Stored items:
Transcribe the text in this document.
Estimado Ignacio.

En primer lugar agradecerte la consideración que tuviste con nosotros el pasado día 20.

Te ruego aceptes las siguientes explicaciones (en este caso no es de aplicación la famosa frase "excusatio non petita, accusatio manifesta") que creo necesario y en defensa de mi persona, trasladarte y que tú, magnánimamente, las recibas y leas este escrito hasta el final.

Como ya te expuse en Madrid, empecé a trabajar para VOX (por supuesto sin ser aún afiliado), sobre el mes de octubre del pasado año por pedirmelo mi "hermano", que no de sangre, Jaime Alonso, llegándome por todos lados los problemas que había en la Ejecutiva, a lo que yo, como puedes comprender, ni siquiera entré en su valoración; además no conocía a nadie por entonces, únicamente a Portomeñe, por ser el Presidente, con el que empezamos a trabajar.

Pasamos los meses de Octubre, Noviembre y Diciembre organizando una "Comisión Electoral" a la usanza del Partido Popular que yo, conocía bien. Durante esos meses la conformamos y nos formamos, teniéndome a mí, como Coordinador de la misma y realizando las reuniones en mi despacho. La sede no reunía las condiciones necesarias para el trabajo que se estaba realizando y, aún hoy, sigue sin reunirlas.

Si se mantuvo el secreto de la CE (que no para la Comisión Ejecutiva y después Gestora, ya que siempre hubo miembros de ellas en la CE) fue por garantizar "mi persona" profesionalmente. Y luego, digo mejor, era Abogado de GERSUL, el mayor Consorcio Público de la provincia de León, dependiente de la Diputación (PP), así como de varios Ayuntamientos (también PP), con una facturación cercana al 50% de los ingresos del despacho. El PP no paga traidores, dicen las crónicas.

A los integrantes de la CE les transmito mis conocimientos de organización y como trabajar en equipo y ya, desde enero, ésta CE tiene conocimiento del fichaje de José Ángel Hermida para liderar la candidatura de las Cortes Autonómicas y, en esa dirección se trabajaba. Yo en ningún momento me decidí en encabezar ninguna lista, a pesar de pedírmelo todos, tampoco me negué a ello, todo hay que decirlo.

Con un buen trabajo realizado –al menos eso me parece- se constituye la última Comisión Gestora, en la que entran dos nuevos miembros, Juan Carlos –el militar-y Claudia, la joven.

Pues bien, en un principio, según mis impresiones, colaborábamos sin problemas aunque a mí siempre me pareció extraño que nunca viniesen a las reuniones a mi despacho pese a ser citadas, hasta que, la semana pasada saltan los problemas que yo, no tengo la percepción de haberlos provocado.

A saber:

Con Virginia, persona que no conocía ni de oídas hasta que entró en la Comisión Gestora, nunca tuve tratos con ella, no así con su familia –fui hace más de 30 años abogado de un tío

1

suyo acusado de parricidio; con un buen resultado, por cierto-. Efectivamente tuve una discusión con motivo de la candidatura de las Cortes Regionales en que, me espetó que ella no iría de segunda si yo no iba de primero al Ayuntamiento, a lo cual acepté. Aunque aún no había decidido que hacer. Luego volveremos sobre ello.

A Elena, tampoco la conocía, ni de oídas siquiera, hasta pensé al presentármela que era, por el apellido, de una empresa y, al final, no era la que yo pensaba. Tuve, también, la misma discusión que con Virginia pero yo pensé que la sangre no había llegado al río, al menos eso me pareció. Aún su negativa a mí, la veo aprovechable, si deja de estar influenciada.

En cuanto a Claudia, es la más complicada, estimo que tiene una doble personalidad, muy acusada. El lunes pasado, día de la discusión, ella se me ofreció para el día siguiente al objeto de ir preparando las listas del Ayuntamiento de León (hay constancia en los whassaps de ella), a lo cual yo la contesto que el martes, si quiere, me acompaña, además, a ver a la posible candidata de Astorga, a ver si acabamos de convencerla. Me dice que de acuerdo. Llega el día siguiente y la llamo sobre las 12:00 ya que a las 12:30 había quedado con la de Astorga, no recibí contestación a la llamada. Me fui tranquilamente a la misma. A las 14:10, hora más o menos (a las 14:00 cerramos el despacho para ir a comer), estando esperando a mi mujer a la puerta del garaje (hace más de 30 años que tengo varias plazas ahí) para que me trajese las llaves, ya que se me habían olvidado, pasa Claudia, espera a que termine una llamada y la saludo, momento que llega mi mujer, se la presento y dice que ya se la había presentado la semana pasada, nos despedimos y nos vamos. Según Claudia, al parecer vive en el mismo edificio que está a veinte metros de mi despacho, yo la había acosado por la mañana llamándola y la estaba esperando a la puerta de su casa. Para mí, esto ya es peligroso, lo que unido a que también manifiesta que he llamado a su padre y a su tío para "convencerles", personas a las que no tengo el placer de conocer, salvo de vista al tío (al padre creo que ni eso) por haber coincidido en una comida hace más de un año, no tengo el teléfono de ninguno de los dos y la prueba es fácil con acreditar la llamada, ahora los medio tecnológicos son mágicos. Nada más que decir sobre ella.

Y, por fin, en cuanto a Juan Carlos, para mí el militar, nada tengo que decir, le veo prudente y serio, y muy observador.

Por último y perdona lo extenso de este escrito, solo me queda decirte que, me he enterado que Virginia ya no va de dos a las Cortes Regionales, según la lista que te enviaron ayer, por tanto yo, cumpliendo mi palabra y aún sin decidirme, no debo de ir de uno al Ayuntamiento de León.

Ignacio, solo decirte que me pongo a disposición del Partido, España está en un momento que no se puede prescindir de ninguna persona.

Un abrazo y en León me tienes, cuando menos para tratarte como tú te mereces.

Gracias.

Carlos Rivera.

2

→ **Written instruction**
Print the complete listing again, exactly as it stands.

→ **Task result**
Transcribe the text in this document.
Estimado Ignacio.

En primer lugar agradecerte la consideración que tuviste con nosotros el pasado día 20.

Te ruego aceptes las siguientes explicaciones (en este caso no es de aplicación la famosa frase "excusatio non petita, accusatio manifesta") que creo necesario y en defensa de mi persona, trasladarte y que tú, magnánimamente, las recibas y leas este escrito hasta el final.

Como ya te expuse en Madrid, empecé a trabajar para VOX (por supuesto sin ser aún afiliado), sobre el mes de octubre del pasado año por pedirmelo mi "hermano", que no de sangre, Jaime Alonso, llegándome por todos lados los problemas que había en la Ejecutiva, a lo que yo, como puedes comprender, ni siquiera entré en su valoración; además no conocía a nadie por entonces, únicamente a Portomeñe, por ser el Presidente, con el que empezamos a trabajar.

Pasamos los meses de Octubre, Noviembre y Diciembre organizando una "Comisión Electoral" a la usanza del Partido Popular que yo, conocía bien. Durante esos meses la conformamos y nos formamos, teniéndome a mí, como Coordinador de la misma y realizando las reuniones en mi despacho. La sede no reunía las condiciones necesarias para el trabajo que se estaba realizando y, aún hoy, sigue sin reunirlas.

Si se mantuvo el secreto de la CE (que no para la Comisión Ejecutiva y después Gestora, ya que siempre hubo miembros de ellas en la CE) fue por garantizar "mi persona" profesionalmente. Y luego, digo mejor, era Abogado de GERSUL, el mayor Consorcio Público de la provincia de León, dependiente de la Diputación (PP), así como de varios Ayuntamientos (también PP), con una facturación cercana al 50% de los ingresos del despacho. El PP no paga traidores, dicen las crónicas.

A los integrantes de la CE les transmito mis conocimientos de organización y como trabajar en equipo y ya, desde enero, ésta CE tiene conocimiento del fichaje de José Ángel Hermida para liderar la candidatura de las Cortes Autonómicas y, en esa dirección se trabajaba. Yo en ningún momento me decidí en encabezar ninguna lista, a pesar de pedírmelo todos, tampoco me negué a ello, todo hay que decirlo.

Con un buen trabajo realizado –al menos eso me parece- se constituye la última Comisión Gestora, en la que entran dos nuevos miembros, Juan Carlos –el militar-y Claudia, la joven.

Pues bien, en un principio, según mis impresiones, colaborábamos sin problemas aunque a mí siempre me pareció extraño que nunca viniesen a las reuniones a mi despacho pese a ser citadas, hasta que, la semana pasada saltan los problemas que yo, no tengo la percepción de haberlos provocado.

A saber:

Con Virginia, persona que no conocía ni de oídas hasta que entró en la Comisión Gestora, nunca tuve tratos con ella, no así con su familia –fui hace más de 30 años abogado de un tío

1

suyo acusado de parricidio; con un buen resultado, por cierto-. Efectivamente tuve una discusión con motivo de la candidatura de las Cortes Regionales en que, me espetó que ella no iría de segunda si yo no iba de primero al Ayuntamiento, a lo cual acepté. Aunque aún no había decidido que hacer. Luego volveremos sobre ello.

A Elena, tampoco la conocía, ni de oídas siquiera, hasta pensé al presentármela que era, por el apellido, de una empresa y, al final, no era la que yo pensaba. Tuve, también, la misma discusión que con Virginia pero yo pensé que la sangre no había llegado al río, al menos eso me pareció. Aún su negativa a mí, la veo aprovechable, si deja de estar influenciada.

En cuanto a Claudia, es la más complicada, estimo que tiene una doble personalidad, muy acusada. El lunes pasado, día de la discusión, ella se me ofreció para el día siguiente al objeto de ir preparando las listas del Ayuntamiento de León (hay constancia en los whassaps de ella), a lo cual yo la contesto que el martes, si quiere, me acompaña, además, a ver a la posible candidata de Astorga, a ver si acabamos de convencerla. Me dice que de acuerdo. Llega el día siguiente y la llamo sobre las 12:00 ya que a las 12:30 había quedado con la de Astorga, no recibí contestación a la llamada. Me fui tranquilamente a la misma. A las 14:10, hora más o menos (a las 14:00 cerramos el despacho para ir a comer), estando esperando a mi mujer a la puerta del garaje (hace más de 30 años que tengo varias plazas ahí) para que me trajese las llaves, ya que se me habían olvidado, pasa Claudia, espera a que termine una llamada y la saludo, momento que llega mi mujer, se la presento y dice que ya se la había presentado la semana pasada, nos despedimos y nos vamos. Según Claudia, al parecer vive en el mismo edificio que está a veinte metros de mi despacho, yo la había acosado por la mañana llamándola y la estaba esperando a la puerta de su casa. Para mí, esto ya es peligroso, lo que unido a que también manifiesta que he llamado a su padre y a su tío para "convencerles", personas a las que no tengo el placer de conocer, salvo de vista al tío (al padre creo que ni eso) por haber coincidido en una comida hace más de un año, no tengo el teléfono de ninguno de los dos y la prueba es fácil con acreditar la llamada, ahora los medio tecnológicos son mágicos. Nada más que decir sobre ella.

Y, por fin, en cuanto a Juan Carlos, para mí el militar, nada tengo que decir, le veo prudente y serio, y muy observador.

Por último y perdona lo extenso de este escrito, solo me queda decirte que, me he enterado que Virginia ya no va de dos a las Cortes Regionales, según la lista que te enviaron ayer, por tanto yo, cumpliendo mi palabra y aún sin decidirme, no debo de ir de uno al Ayuntamiento de León.

Ignacio, solo decirte que me pongo a disposición del Partido, España está en un momento que no se puede prescindir de ninguna persona.

Un abrazo y en León me tienes, cuando menos para tratarte como tú te mereces.

Gracias.

Carlos Rivera.

2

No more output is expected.